Given records:
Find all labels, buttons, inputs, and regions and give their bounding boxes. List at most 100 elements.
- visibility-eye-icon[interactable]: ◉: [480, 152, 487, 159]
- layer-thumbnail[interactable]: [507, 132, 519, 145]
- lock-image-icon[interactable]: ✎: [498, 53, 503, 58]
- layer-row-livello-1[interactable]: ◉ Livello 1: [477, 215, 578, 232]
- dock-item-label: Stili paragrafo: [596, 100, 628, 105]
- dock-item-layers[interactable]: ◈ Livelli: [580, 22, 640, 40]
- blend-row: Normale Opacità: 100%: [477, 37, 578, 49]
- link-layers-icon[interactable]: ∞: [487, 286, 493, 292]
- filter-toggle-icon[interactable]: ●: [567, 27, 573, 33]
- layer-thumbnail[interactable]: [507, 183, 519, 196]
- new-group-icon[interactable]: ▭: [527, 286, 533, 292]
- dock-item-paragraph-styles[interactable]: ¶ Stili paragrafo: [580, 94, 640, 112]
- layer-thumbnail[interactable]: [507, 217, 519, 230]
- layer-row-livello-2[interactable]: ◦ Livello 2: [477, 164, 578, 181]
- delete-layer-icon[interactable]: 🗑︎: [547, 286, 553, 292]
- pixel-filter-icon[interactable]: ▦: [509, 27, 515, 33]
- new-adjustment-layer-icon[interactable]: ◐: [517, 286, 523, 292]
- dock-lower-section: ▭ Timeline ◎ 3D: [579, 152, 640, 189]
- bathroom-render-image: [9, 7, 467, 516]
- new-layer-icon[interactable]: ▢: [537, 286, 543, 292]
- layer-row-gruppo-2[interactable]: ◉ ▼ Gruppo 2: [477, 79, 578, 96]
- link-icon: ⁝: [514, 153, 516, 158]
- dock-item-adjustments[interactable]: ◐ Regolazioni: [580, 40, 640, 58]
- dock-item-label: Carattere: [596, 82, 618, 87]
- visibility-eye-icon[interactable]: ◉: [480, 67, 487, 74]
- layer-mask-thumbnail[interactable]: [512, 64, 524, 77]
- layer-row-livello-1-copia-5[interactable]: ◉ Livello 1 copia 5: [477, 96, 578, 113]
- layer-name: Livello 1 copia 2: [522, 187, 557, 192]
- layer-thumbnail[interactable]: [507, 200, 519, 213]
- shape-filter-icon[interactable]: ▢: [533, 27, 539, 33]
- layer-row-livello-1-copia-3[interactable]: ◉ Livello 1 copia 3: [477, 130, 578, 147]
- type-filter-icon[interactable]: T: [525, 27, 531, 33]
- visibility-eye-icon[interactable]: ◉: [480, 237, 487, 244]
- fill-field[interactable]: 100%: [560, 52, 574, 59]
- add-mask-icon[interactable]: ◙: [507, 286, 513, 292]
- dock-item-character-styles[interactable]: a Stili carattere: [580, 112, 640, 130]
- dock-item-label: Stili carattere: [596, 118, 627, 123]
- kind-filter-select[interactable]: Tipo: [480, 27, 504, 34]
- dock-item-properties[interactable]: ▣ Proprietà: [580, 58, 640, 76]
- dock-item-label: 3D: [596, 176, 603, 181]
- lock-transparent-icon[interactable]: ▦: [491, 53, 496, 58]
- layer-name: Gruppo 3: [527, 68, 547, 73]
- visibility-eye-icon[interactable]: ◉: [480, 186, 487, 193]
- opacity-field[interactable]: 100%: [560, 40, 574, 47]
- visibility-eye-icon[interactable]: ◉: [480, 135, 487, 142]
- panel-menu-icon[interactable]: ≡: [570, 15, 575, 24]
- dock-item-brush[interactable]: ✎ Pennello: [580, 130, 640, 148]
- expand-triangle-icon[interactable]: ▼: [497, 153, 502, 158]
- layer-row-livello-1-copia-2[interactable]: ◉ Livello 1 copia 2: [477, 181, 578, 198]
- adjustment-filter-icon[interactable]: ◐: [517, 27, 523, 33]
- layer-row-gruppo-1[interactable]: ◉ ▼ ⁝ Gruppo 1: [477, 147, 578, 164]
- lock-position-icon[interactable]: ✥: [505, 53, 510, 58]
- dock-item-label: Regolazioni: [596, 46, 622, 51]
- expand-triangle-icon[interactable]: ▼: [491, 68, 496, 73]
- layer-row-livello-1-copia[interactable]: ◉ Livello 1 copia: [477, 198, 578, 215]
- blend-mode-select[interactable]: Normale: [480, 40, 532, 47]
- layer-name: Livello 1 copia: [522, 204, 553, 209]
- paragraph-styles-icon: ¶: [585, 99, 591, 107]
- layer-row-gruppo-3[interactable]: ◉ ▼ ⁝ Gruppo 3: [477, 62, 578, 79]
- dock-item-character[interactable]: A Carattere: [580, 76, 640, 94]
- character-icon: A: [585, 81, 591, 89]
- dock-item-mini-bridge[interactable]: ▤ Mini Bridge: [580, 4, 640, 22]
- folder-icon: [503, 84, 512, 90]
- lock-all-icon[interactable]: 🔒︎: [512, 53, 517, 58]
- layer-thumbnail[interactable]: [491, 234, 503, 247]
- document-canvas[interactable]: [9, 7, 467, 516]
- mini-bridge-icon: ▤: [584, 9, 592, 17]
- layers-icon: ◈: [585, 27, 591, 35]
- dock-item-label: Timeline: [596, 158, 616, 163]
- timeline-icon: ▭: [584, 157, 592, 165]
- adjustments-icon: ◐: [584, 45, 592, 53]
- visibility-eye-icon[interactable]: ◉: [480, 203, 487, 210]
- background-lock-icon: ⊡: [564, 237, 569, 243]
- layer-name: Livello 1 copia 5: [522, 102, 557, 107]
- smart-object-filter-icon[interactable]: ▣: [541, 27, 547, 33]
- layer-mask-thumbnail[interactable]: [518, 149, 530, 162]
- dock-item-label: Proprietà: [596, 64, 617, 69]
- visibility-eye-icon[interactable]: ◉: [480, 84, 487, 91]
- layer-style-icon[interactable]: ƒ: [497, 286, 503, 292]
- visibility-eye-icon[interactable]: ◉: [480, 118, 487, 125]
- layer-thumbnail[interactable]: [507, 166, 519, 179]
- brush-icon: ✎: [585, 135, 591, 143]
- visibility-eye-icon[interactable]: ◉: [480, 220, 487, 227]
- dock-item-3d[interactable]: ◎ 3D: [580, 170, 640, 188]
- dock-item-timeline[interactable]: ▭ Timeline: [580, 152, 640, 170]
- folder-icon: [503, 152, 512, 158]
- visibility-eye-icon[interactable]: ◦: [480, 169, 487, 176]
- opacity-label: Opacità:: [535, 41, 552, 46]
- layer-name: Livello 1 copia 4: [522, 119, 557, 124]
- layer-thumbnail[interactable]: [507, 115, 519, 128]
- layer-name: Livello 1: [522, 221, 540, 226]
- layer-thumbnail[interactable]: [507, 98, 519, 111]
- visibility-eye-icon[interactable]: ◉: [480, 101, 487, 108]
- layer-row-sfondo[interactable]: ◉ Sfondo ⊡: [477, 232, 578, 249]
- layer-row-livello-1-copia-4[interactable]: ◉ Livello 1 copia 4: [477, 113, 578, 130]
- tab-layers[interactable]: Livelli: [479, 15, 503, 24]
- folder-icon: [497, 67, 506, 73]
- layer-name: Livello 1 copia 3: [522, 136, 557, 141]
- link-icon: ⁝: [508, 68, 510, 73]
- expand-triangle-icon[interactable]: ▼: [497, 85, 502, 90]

Exercise: Rewrite the entries above so that each occurrence of "visibility-eye-icon" becomes "eye-toggle-icon", leaving everything else unchanged.

Output of the exercise:
Find all labels, buttons, inputs, and regions and give their bounding boxes. List at most 100 elements.
- eye-toggle-icon[interactable]: ◉: [480, 152, 487, 159]
- layer-thumbnail[interactable]: [507, 132, 519, 145]
- lock-image-icon[interactable]: ✎: [498, 53, 503, 58]
- layer-row-livello-1[interactable]: ◉ Livello 1: [477, 215, 578, 232]
- dock-item-label: Stili paragrafo: [596, 100, 628, 105]
- dock-item-layers[interactable]: ◈ Livelli: [580, 22, 640, 40]
- blend-row: Normale Opacità: 100%: [477, 37, 578, 49]
- link-layers-icon[interactable]: ∞: [487, 286, 493, 292]
- filter-toggle-icon[interactable]: ●: [567, 27, 573, 33]
- layer-thumbnail[interactable]: [507, 183, 519, 196]
- new-group-icon[interactable]: ▭: [527, 286, 533, 292]
- dock-item-paragraph-styles[interactable]: ¶ Stili paragrafo: [580, 94, 640, 112]
- layer-thumbnail[interactable]: [507, 217, 519, 230]
- layer-row-livello-2[interactable]: ◦ Livello 2: [477, 164, 578, 181]
- delete-layer-icon[interactable]: 🗑︎: [547, 286, 553, 292]
- pixel-filter-icon[interactable]: ▦: [509, 27, 515, 33]
- new-adjustment-layer-icon[interactable]: ◐: [517, 286, 523, 292]
- dock-lower-section: ▭ Timeline ◎ 3D: [579, 152, 640, 189]
- bathroom-render-image: [9, 7, 467, 516]
- new-layer-icon[interactable]: ▢: [537, 286, 543, 292]
- layer-row-gruppo-2[interactable]: ◉ ▼ Gruppo 2: [477, 79, 578, 96]
- link-icon: ⁝: [514, 153, 516, 158]
- dock-item-adjustments[interactable]: ◐ Regolazioni: [580, 40, 640, 58]
- dock-item-label: Carattere: [596, 82, 618, 87]
- eye-toggle-icon[interactable]: ◉: [480, 67, 487, 74]
- layer-mask-thumbnail[interactable]: [512, 64, 524, 77]
- layer-row-livello-1-copia-5[interactable]: ◉ Livello 1 copia 5: [477, 96, 578, 113]
- layer-name: Livello 1 copia 2: [522, 187, 557, 192]
- layer-thumbnail[interactable]: [507, 200, 519, 213]
- shape-filter-icon[interactable]: ▢: [533, 27, 539, 33]
- layer-row-livello-1-copia-3[interactable]: ◉ Livello 1 copia 3: [477, 130, 578, 147]
- type-filter-icon[interactable]: T: [525, 27, 531, 33]
- eye-toggle-icon[interactable]: ◉: [480, 237, 487, 244]
- fill-field[interactable]: 100%: [560, 52, 574, 59]
- add-mask-icon[interactable]: ◙: [507, 286, 513, 292]
- dock-item-character-styles[interactable]: a Stili carattere: [580, 112, 640, 130]
- dock-item-label: Stili carattere: [596, 118, 627, 123]
- kind-filter-select[interactable]: Tipo: [480, 27, 504, 34]
- dock-item-properties[interactable]: ▣ Proprietà: [580, 58, 640, 76]
- dock-item-label: 3D: [596, 176, 603, 181]
- lock-transparent-icon[interactable]: ▦: [491, 53, 496, 58]
- layer-name: Gruppo 3: [527, 68, 547, 73]
- eye-toggle-icon[interactable]: ◉: [480, 186, 487, 193]
- opacity-field[interactable]: 100%: [560, 40, 574, 47]
- eye-toggle-icon[interactable]: ◉: [480, 135, 487, 142]
- panel-menu-icon[interactable]: ≡: [570, 15, 575, 24]
- dock-item-brush[interactable]: ✎ Pennello: [580, 130, 640, 148]
- expand-triangle-icon[interactable]: ▼: [497, 153, 502, 158]
- layer-row-livello-1-copia-2[interactable]: ◉ Livello 1 copia 2: [477, 181, 578, 198]
- adjustment-filter-icon[interactable]: ◐: [517, 27, 523, 33]
- layer-row-gruppo-1[interactable]: ◉ ▼ ⁝ Gruppo 1: [477, 147, 578, 164]
- lock-position-icon[interactable]: ✥: [505, 53, 510, 58]
- dock-item-label: Regolazioni: [596, 46, 622, 51]
- expand-triangle-icon[interactable]: ▼: [491, 68, 496, 73]
- layer-row-livello-1-copia[interactable]: ◉ Livello 1 copia: [477, 198, 578, 215]
- blend-mode-select[interactable]: Normale: [480, 40, 532, 47]
- layer-name: Livello 1 copia: [522, 204, 553, 209]
- paragraph-styles-icon: ¶: [585, 99, 591, 107]
- layer-row-gruppo-3[interactable]: ◉ ▼ ⁝ Gruppo 3: [477, 62, 578, 79]
- dock-item-character[interactable]: A Carattere: [580, 76, 640, 94]
- character-icon: A: [585, 81, 591, 89]
- dock-item-mini-bridge[interactable]: ▤ Mini Bridge: [580, 4, 640, 22]
- folder-icon: [503, 84, 512, 90]
- lock-all-icon[interactable]: 🔒︎: [512, 53, 517, 58]
- layer-thumbnail[interactable]: [491, 234, 503, 247]
- document-canvas[interactable]: [9, 7, 467, 516]
- mini-bridge-icon: ▤: [584, 9, 592, 17]
- layers-icon: ◈: [585, 27, 591, 35]
- dock-item-label: Timeline: [596, 158, 616, 163]
- timeline-icon: ▭: [584, 157, 592, 165]
- adjustments-icon: ◐: [584, 45, 592, 53]
- eye-toggle-icon[interactable]: ◉: [480, 203, 487, 210]
- background-lock-icon: ⊡: [564, 237, 569, 243]
- layer-name: Livello 1 copia 5: [522, 102, 557, 107]
- smart-object-filter-icon[interactable]: ▣: [541, 27, 547, 33]
- layer-mask-thumbnail[interactable]: [518, 149, 530, 162]
- dock-item-label: Proprietà: [596, 64, 617, 69]
- eye-toggle-icon[interactable]: ◉: [480, 84, 487, 91]
- layer-style-icon[interactable]: ƒ: [497, 286, 503, 292]
- eye-toggle-icon[interactable]: ◉: [480, 118, 487, 125]
- layer-thumbnail[interactable]: [507, 166, 519, 179]
- brush-icon: ✎: [585, 135, 591, 143]
- eye-toggle-icon[interactable]: ◉: [480, 220, 487, 227]
- dock-item-3d[interactable]: ◎ 3D: [580, 170, 640, 188]
- dock-item-timeline[interactable]: ▭ Timeline: [580, 152, 640, 170]
- folder-icon: [503, 152, 512, 158]
- eye-toggle-icon[interactable]: ◦: [480, 169, 487, 176]
- opacity-label: Opacità:: [535, 41, 552, 46]
- layer-name: Livello 1 copia 4: [522, 119, 557, 124]
- layer-thumbnail[interactable]: [507, 115, 519, 128]
- layer-name: Livello 1: [522, 221, 540, 226]
- layer-thumbnail[interactable]: [507, 98, 519, 111]
- eye-toggle-icon[interactable]: ◉: [480, 101, 487, 108]
- layer-row-sfondo[interactable]: ◉ Sfondo ⊡: [477, 232, 578, 249]
- layer-row-livello-1-copia-4[interactable]: ◉ Livello 1 copia 4: [477, 113, 578, 130]
- tab-layers[interactable]: Livelli: [479, 15, 503, 24]
- folder-icon: [497, 67, 506, 73]
- layer-name: Livello 1 copia 3: [522, 136, 557, 141]
- link-icon: ⁝: [508, 68, 510, 73]
- expand-triangle-icon[interactable]: ▼: [497, 85, 502, 90]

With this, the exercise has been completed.